> [GOAL]: Below are some records. Pull every line that contains the word "What".
— START GIVEN RECORDS —
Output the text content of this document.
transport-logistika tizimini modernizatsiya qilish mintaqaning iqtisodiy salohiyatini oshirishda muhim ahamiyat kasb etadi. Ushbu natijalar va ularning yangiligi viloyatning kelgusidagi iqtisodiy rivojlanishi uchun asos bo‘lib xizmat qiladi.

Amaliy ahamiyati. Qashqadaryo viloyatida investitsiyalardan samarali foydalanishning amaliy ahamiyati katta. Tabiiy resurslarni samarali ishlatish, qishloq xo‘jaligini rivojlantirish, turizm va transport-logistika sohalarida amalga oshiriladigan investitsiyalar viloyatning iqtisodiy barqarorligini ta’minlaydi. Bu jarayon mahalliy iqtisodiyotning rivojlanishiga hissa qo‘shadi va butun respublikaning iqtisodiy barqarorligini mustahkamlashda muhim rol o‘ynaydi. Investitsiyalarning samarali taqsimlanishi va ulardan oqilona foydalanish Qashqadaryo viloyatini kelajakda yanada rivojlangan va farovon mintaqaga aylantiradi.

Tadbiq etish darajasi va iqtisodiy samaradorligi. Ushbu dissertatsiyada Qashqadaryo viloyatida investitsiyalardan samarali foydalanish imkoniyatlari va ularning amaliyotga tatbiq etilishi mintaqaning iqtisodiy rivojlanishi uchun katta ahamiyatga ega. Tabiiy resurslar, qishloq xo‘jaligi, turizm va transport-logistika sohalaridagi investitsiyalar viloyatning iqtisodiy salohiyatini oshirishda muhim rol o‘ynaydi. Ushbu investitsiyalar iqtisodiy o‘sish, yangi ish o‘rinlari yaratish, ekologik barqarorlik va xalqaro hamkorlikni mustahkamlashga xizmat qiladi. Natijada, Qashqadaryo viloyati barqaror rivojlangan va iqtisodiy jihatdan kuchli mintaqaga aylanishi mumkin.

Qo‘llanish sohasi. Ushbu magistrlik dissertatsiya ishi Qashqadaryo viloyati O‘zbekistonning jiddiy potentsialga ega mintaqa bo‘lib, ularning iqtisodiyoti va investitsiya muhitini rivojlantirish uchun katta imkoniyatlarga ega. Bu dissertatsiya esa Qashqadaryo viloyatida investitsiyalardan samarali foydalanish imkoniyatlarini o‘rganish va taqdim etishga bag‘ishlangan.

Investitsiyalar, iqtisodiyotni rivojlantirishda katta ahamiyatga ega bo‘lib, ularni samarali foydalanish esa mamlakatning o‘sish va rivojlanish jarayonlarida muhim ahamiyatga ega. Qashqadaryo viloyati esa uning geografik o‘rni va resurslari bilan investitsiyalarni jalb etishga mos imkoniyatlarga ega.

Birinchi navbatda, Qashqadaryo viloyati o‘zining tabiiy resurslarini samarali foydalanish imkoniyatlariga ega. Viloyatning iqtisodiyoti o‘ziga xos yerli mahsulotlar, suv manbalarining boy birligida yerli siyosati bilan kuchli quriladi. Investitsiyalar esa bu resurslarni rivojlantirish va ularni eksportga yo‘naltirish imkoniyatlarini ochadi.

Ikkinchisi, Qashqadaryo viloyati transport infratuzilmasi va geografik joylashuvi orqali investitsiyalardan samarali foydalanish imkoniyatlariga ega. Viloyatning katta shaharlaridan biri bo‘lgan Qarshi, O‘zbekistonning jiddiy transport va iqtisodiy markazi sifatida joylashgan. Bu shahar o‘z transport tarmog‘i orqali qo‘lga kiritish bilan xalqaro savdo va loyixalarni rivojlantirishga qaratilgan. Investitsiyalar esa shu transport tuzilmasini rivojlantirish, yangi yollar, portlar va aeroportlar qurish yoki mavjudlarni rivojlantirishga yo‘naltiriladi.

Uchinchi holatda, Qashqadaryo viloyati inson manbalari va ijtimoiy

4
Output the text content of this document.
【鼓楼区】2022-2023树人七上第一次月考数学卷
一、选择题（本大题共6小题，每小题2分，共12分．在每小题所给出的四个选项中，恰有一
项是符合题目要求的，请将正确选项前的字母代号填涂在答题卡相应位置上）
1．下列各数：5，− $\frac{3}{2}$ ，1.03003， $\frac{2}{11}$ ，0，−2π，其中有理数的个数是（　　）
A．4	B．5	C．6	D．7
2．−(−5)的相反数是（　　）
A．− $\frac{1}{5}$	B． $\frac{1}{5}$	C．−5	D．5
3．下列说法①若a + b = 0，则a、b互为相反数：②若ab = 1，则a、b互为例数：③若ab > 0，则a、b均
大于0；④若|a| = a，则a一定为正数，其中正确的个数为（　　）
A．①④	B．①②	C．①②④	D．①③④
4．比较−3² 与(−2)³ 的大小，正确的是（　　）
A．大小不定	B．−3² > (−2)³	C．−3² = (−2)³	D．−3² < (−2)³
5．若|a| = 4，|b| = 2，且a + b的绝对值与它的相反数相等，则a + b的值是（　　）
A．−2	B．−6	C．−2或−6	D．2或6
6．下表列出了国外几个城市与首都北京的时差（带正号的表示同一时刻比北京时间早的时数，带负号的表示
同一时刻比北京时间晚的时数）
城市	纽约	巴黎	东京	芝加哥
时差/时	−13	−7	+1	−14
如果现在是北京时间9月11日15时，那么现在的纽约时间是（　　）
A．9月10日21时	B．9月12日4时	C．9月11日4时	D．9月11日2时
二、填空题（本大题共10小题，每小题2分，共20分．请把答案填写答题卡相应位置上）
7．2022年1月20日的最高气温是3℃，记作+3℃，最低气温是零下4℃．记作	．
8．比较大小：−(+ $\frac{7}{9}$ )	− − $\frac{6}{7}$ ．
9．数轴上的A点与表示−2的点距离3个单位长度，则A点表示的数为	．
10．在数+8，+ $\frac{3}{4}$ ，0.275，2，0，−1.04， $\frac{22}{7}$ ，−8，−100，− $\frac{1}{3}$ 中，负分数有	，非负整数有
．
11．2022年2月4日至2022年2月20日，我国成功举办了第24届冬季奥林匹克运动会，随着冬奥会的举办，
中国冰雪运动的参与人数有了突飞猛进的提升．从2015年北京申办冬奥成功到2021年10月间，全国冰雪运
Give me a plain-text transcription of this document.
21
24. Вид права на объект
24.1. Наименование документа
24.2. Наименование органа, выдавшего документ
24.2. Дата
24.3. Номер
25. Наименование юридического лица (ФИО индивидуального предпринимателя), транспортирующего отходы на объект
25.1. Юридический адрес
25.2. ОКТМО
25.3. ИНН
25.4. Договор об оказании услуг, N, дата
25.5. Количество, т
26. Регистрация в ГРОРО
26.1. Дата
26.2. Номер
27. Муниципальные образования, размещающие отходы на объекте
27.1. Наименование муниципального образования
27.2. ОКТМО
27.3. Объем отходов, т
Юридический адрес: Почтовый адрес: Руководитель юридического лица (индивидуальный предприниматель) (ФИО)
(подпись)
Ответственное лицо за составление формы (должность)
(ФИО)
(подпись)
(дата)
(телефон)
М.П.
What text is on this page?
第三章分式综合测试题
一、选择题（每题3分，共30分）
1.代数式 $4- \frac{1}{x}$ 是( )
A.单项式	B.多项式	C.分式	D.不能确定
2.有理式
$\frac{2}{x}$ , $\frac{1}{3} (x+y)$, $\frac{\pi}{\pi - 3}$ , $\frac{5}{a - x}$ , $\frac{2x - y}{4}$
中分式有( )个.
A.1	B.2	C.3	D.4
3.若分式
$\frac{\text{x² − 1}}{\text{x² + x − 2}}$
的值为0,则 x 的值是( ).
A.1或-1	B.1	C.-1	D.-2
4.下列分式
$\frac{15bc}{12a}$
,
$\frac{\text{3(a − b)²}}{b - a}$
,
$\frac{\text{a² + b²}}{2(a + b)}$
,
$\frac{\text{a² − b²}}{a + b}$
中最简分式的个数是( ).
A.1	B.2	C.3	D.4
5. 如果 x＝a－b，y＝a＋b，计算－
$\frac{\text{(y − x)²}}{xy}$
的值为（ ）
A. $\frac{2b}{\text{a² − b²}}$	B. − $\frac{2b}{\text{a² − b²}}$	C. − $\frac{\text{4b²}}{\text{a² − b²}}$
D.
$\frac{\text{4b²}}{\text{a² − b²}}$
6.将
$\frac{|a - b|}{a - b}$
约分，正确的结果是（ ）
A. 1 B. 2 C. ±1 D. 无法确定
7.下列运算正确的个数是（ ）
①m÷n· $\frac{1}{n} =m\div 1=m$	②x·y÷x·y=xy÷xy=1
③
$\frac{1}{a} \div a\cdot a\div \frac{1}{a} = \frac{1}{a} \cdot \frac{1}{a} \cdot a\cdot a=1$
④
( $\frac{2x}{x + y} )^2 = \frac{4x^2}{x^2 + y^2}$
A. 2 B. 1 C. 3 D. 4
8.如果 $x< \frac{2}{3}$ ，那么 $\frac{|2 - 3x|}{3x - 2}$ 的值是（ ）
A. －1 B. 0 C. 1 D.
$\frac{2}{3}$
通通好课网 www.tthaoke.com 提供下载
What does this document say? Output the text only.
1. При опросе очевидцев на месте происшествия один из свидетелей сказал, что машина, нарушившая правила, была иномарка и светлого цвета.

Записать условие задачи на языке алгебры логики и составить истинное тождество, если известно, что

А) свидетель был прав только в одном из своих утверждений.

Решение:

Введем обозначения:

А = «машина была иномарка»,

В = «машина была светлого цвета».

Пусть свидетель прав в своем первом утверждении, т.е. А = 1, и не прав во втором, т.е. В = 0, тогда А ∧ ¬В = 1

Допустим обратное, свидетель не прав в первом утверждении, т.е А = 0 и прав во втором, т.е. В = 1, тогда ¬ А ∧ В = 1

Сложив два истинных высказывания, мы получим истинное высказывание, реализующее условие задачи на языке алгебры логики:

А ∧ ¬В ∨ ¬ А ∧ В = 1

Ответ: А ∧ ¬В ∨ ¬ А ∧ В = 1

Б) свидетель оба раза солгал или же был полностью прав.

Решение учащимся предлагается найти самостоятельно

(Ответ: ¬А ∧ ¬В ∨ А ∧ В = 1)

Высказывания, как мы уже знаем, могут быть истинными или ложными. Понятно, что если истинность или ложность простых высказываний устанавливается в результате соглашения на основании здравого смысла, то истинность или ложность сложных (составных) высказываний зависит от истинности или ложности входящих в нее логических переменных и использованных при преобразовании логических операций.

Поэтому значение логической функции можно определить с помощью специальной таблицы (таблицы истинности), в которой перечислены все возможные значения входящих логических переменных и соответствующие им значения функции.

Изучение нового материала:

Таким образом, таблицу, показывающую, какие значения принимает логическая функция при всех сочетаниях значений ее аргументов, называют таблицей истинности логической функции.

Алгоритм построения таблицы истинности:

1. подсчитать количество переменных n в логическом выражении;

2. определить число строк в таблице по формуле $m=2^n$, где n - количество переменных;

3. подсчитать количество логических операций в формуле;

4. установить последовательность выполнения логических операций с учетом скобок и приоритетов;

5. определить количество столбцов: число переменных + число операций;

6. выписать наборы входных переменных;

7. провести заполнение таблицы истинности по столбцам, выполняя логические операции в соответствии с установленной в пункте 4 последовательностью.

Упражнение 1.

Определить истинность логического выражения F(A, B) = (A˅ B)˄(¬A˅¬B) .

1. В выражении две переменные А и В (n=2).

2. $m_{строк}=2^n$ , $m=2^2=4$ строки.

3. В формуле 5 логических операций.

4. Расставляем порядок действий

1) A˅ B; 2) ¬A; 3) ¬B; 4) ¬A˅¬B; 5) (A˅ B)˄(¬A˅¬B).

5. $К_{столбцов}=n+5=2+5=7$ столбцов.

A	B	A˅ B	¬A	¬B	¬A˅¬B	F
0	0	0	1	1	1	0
— END GIVEN RECORDS —
> [RESPONSE]:
What text is on this page?
What does this document say? Output the text only.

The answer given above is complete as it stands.